- Records from a data collection
>> START

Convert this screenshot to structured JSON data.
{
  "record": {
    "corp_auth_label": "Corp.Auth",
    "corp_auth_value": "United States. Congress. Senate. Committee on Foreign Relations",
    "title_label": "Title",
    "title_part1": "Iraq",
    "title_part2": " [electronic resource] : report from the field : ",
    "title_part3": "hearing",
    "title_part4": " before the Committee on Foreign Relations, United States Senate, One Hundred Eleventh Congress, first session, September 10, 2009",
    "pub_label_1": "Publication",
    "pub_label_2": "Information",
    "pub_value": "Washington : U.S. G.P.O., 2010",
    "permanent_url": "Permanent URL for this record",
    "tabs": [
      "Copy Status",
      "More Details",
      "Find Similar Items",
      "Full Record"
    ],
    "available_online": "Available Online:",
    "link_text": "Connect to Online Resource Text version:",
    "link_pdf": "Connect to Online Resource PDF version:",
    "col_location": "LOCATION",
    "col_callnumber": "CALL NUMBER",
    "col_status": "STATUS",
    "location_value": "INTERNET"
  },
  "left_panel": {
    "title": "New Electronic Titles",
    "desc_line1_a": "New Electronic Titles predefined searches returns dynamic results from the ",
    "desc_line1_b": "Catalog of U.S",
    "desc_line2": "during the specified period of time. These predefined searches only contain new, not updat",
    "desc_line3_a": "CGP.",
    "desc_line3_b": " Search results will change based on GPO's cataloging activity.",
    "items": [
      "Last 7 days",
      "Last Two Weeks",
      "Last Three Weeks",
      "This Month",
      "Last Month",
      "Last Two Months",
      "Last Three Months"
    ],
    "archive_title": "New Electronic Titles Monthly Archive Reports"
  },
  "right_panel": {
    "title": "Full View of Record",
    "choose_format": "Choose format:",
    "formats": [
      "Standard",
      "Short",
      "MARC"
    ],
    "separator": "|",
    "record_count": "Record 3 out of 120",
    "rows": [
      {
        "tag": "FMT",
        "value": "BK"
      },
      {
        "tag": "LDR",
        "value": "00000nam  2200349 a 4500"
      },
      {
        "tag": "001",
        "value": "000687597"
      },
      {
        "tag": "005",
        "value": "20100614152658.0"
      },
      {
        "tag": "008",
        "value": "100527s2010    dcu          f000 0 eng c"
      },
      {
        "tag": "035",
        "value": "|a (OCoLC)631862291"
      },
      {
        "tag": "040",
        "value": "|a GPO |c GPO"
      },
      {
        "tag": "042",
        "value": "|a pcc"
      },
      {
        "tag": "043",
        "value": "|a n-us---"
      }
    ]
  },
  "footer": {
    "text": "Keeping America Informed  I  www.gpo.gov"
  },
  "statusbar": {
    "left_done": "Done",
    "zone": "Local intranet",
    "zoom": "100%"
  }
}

>> END

- SHORT EXERCISE
Set down the material above again, word for word.

- TASK RESULT
Convert this screenshot to structured JSON data.
{
  "record": {
    "corp_auth_label": "Corp.Auth",
    "corp_auth_value": "United States. Congress. Senate. Committee on Foreign Relations",
    "title_label": "Title",
    "title_part1": "Iraq",
    "title_part2": " [electronic resource] : report from the field : ",
    "title_part3": "hearing",
    "title_part4": " before the Committee on Foreign Relations, United States Senate, One Hundred Eleventh Congress, first session, September 10, 2009",
    "pub_label_1": "Publication",
    "pub_label_2": "Information",
    "pub_value": "Washington : U.S. G.P.O., 2010",
    "permanent_url": "Permanent URL for this record",
    "tabs": [
      "Copy Status",
      "More Details",
      "Find Similar Items",
      "Full Record"
    ],
    "available_online": "Available Online:",
    "link_text": "Connect to Online Resource Text version:",
    "link_pdf": "Connect to Online Resource PDF version:",
    "col_location": "LOCATION",
    "col_callnumber": "CALL NUMBER",
    "col_status": "STATUS",
    "location_value": "INTERNET"
  },
  "left_panel": {
    "title": "New Electronic Titles",
    "desc_line1_a": "New Electronic Titles predefined searches returns dynamic results from the ",
    "desc_line1_b": "Catalog of U.S",
    "desc_line2": "during the specified period of time. These predefined searches only contain new, not updat",
    "desc_line3_a": "CGP.",
    "desc_line3_b": " Search results will change based on GPO's cataloging activity.",
    "items": [
      "Last 7 days",
      "Last Two Weeks",
      "Last Three Weeks",
      "This Month",
      "Last Month",
      "Last Two Months",
      "Last Three Months"
    ],
    "archive_title": "New Electronic Titles Monthly Archive Reports"
  },
  "right_panel": {
    "title": "Full View of Record",
    "choose_format": "Choose format:",
    "formats": [
      "Standard",
      "Short",
      "MARC"
    ],
    "separator": "|",
    "record_count": "Record 3 out of 120",
    "rows": [
      {
        "tag": "FMT",
        "value": "BK"
      },
      {
        "tag": "LDR",
        "value": "00000nam  2200349 a 4500"
      },
      {
        "tag": "001",
        "value": "000687597"
      },
      {
        "tag": "005",
        "value": "20100614152658.0"
      },
      {
        "tag": "008",
        "value": "100527s2010    dcu          f000 0 eng c"
      },
      {
        "tag": "035",
        "value": "|a (OCoLC)631862291"
      },
      {
        "tag": "040",
        "value": "|a GPO |c GPO"
      },
      {
        "tag": "042",
        "value": "|a pcc"
      },
      {
        "tag": "043",
        "value": "|a n-us---"
      }
    ]
  },
  "footer": {
    "text": "Keeping America Informed  I  www.gpo.gov"
  },
  "statusbar": {
    "left_done": "Done",
    "zone": "Local intranet",
    "zoom": "100%"
  }
}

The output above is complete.